Short task | Copy out all the lines where "ffffff" shows up.

Data entries
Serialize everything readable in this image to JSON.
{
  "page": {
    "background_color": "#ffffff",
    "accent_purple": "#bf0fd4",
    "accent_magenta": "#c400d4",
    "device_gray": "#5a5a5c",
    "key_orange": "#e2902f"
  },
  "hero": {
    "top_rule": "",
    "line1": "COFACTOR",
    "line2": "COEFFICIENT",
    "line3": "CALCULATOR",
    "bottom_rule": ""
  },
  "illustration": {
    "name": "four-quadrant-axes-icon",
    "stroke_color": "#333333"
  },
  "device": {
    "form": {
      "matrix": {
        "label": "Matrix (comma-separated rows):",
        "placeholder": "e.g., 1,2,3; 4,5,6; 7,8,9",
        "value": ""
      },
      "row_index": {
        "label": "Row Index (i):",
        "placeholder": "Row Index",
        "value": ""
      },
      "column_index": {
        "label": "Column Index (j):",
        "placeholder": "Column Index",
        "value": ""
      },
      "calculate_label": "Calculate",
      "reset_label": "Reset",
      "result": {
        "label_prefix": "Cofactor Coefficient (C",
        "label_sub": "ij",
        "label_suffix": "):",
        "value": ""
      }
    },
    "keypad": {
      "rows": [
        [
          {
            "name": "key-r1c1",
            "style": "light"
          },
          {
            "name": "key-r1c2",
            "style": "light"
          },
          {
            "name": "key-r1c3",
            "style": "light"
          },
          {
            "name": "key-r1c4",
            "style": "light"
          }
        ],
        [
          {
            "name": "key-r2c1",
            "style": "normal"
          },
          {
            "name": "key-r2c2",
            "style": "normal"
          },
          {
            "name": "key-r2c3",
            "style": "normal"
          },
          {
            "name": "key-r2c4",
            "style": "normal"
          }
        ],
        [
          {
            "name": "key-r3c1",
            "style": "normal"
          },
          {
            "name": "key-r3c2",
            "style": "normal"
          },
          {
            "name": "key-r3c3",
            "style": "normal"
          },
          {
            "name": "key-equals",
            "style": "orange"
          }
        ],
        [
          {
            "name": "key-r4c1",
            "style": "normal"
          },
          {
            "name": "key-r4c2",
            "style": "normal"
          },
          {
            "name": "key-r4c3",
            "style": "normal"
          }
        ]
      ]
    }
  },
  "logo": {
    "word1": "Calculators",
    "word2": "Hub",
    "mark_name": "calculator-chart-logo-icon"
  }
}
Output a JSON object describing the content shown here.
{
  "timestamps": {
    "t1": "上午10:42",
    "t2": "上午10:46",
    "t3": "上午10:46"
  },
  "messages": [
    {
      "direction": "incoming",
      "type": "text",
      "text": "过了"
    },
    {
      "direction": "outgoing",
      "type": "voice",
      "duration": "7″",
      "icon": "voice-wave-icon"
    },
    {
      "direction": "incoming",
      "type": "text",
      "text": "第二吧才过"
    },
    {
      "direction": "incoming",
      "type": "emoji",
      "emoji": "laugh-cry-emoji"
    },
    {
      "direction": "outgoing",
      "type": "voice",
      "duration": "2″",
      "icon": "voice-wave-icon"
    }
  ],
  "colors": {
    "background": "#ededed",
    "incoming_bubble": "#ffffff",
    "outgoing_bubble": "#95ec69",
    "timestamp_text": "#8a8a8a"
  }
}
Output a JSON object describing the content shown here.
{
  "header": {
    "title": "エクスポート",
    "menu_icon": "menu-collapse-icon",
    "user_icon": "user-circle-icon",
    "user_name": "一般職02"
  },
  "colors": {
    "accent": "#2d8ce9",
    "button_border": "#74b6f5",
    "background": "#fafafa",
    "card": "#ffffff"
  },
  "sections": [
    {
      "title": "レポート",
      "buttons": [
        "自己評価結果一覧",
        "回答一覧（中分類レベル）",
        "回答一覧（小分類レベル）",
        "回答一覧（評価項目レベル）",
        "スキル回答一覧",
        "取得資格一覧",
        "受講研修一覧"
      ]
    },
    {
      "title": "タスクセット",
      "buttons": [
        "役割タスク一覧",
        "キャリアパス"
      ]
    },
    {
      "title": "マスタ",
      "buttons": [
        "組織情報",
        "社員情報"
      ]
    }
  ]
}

Answer |
    "background_color": "#ffffff",
    "incoming_bubble": "#ffffff",
    "card": "#ffffff"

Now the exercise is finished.